■ Excerpted text:
════════════════════

Several papers dealt with the dependence of specific surface area on the calcination temperature of different LDHs: Cu-Mg-Mn and Ni-Mg-Mn [29], Co-Al [30], Co-Mn-Al [18]. The same trend was observed for all mentioned LDHs: an increase in the specific surface area up to the temperature at which a collapse of the LDH structure occurs, subsequent gradual crystallization of new phases, and finally, particle sintering at highest temperatures accompanied by a significant decrease in surface area. The observed decrease in specific surface area from 98 to 71 m2/g (Table 1) with increasing calcination temperature from 500 to 700 °C is in accordance with above mentioned results.
The XRD patterns are shown in Figure 1. The presence of the Co-Mn-Al spinel-like mixed oxide was confirmed in all catalysts calcined at examined temperatures. No systematic shift with the calcination temperature was observed—only the increase in crystallite size from 9 to 12 nm with increasing calcination temperature was observable (Table 1). The mean crystallite size was determined from half-width of peak S (311) from Scherrer’s equation. The finding is in good agreement with the observed decrease in specific surface area. The same dependence was also described in other papers [18,30,31].

2.2. XPS

The surface compositions in the near-surface region and chemical state of the elements of the catalysts were determined by X-ray photoelectron spectrometry (XPS). Carbon tape used for fixing of the samples to the holder could manifest itself in a higher concentration of C. The calibration of the spectra was carried out according to adventitious carbon (284.8 eV). Binding energies (BE) of core level electrons and atomic percentages of the catalysts surface components are summarized in Table 2 and Table 3, respectively. Deconvoluted XPS spectra of the individual elements of the catalysts are shown in Figure S1.

════════════════════

■ Objective:
In the excerpted text on calcined catalysts, what was the XPS spectra calibration based on?

■ Collected data:
════════════════════

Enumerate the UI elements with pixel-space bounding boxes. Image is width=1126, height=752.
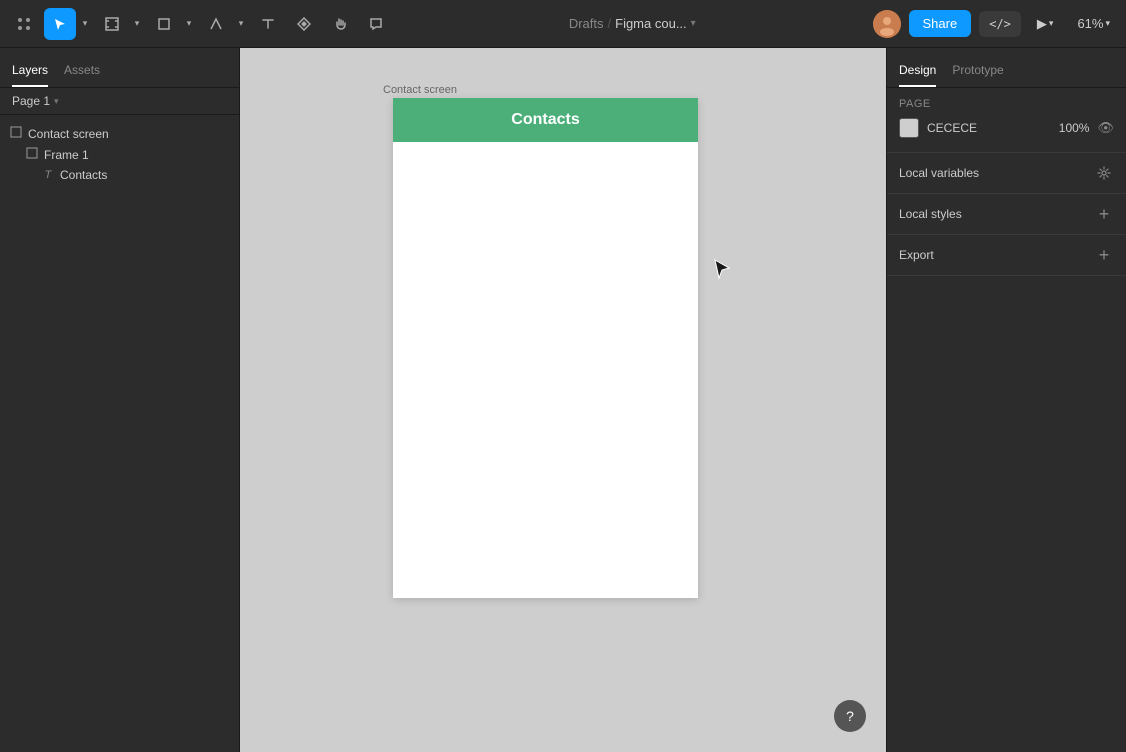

════════════════════

■ Finished answer:
Adventitious carbon, at 284.8 eV.